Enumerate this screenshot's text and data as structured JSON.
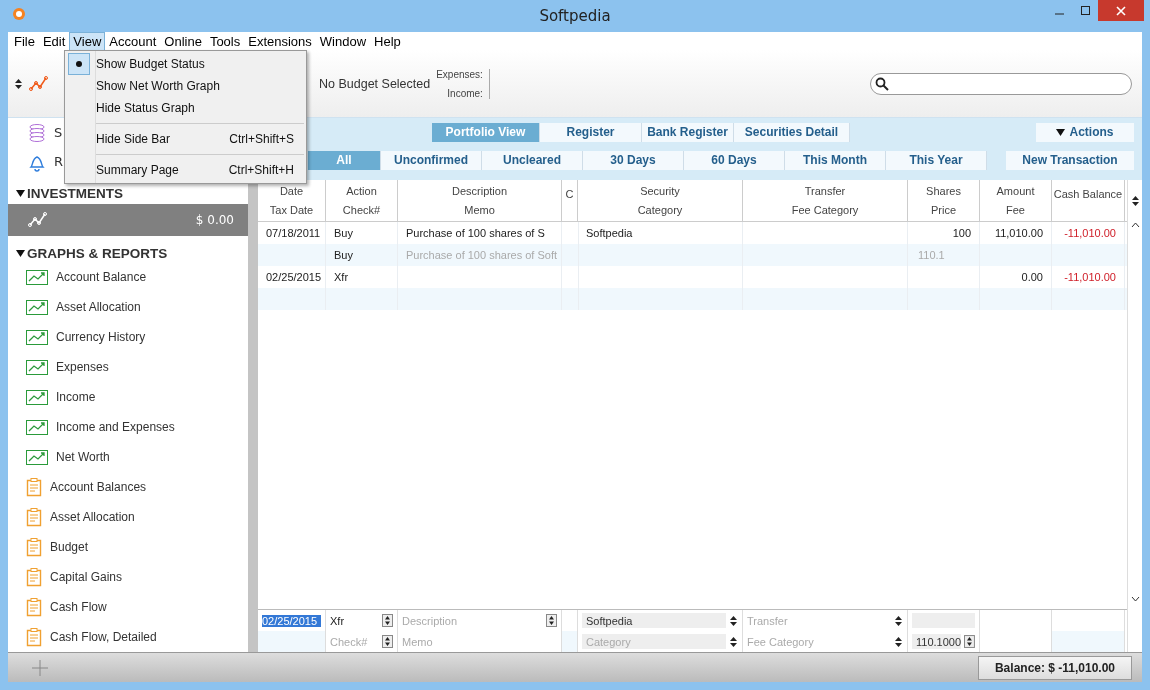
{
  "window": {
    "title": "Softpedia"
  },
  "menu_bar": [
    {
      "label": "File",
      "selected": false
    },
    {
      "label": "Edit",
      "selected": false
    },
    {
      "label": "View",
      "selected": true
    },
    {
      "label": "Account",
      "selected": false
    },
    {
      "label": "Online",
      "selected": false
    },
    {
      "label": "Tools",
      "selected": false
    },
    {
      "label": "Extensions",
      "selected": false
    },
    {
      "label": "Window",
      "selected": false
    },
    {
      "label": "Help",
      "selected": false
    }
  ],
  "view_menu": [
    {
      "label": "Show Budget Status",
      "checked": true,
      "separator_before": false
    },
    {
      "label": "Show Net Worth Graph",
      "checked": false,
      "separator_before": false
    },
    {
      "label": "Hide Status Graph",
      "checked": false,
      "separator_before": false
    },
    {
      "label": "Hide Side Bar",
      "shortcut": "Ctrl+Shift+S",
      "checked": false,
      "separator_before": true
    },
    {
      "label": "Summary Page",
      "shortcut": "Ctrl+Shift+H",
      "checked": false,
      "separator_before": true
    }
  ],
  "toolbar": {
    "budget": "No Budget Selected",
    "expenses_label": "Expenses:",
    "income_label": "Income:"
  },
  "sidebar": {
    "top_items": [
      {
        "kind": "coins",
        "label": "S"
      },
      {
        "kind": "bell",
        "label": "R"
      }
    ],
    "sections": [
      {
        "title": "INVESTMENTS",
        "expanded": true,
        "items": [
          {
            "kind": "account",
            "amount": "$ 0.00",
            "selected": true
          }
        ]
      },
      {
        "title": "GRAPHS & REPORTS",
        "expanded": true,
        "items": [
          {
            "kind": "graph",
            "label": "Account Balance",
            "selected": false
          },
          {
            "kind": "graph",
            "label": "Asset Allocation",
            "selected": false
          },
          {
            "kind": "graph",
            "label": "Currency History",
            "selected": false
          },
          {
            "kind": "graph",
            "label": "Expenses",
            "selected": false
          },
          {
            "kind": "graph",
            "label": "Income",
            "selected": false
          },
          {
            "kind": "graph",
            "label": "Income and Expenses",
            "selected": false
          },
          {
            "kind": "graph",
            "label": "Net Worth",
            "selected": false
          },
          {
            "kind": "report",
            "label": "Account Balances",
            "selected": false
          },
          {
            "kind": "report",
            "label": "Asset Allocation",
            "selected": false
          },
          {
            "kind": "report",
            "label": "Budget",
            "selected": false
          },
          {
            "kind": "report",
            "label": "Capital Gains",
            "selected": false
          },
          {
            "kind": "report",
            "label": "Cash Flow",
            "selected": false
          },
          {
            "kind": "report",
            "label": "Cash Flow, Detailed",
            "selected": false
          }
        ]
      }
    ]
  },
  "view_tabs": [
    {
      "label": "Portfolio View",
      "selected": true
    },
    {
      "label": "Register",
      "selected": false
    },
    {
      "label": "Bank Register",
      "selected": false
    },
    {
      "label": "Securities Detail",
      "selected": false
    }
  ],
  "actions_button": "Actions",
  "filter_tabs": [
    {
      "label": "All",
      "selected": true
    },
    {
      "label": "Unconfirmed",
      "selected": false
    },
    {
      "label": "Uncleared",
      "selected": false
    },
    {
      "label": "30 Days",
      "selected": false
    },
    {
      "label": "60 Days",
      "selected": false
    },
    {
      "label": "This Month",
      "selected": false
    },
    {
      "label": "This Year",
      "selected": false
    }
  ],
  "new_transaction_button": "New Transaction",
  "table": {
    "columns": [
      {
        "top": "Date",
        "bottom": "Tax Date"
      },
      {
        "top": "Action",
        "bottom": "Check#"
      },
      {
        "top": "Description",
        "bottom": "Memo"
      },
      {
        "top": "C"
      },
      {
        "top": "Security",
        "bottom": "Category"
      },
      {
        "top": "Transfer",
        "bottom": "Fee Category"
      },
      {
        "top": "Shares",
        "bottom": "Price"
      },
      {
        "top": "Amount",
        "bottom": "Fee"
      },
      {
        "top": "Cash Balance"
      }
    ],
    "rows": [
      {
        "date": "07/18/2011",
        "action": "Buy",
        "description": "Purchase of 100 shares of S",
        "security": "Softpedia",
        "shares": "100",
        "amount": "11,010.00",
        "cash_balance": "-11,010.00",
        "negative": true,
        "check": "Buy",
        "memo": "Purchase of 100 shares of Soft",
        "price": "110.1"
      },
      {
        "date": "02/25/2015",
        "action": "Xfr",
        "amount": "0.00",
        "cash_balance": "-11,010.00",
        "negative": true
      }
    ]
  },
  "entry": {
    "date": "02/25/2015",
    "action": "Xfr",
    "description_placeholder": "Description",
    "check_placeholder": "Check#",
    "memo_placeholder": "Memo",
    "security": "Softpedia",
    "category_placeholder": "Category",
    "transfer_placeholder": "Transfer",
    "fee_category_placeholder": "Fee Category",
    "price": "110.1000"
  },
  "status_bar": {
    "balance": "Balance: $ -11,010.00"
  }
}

+++

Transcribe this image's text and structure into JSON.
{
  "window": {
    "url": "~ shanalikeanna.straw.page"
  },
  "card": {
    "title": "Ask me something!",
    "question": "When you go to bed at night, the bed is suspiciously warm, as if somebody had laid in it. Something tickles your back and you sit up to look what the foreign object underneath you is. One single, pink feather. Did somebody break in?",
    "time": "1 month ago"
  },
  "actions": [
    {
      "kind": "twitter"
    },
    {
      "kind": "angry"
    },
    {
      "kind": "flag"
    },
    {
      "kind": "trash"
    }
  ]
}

+++

What is the number of lines above that hold the string "JSON"? Answer with that number alone.

2